**Provided information:**
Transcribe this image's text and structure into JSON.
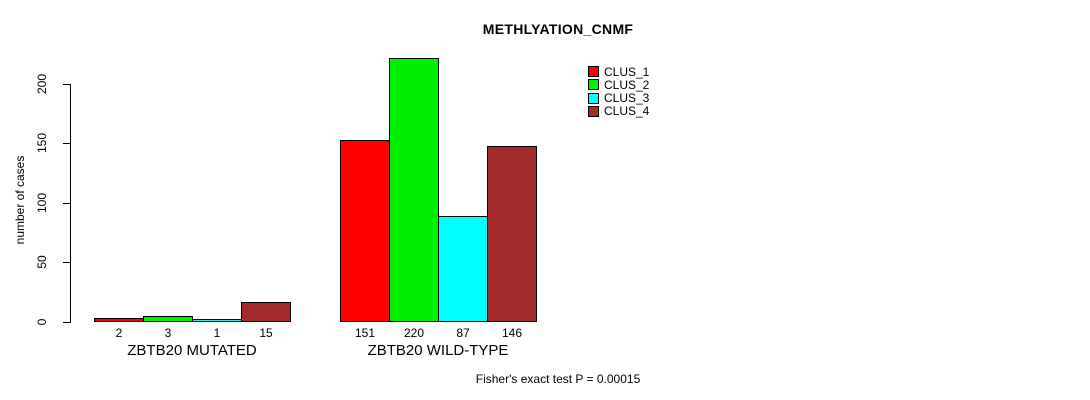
{
  "title": "METHLYATION_CNMF",
  "footer": "Fisher's exact test P = 0.00015",
  "colors": {
    "clus1": "#FF0000",
    "clus2": "#00EE00",
    "clus3": "#00FFFF",
    "clus4": "#A52A2A",
    "axis": "#000000",
    "background": "#FFFFFF"
  },
  "chart_data": {
    "type": "bar",
    "title": "METHLYATION_CNMF",
    "xlabel": "",
    "ylabel": "number of cases",
    "ylim": [
      0,
      220
    ],
    "yticks": [
      0,
      50,
      100,
      150,
      200
    ],
    "grid": false,
    "legend_position": "top-right",
    "bar_value_labels": true,
    "categories": [
      "ZBTB20 MUTATED",
      "ZBTB20 WILD-TYPE"
    ],
    "series": [
      {
        "name": "CLUS_1",
        "color": "#FF0000",
        "values": [
          2,
          151
        ]
      },
      {
        "name": "CLUS_2",
        "color": "#00EE00",
        "values": [
          3,
          220
        ]
      },
      {
        "name": "CLUS_3",
        "color": "#00FFFF",
        "values": [
          1,
          87
        ]
      },
      {
        "name": "CLUS_4",
        "color": "#A52A2A",
        "values": [
          15,
          146
        ]
      }
    ],
    "annotation": "Fisher's exact test P = 0.00015"
  }
}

**Goal of the exercise:** Copy every line that contains the string "title".

**Solution:**
  "title": "METHLYATION_CNMF",
    "title": "METHLYATION_CNMF",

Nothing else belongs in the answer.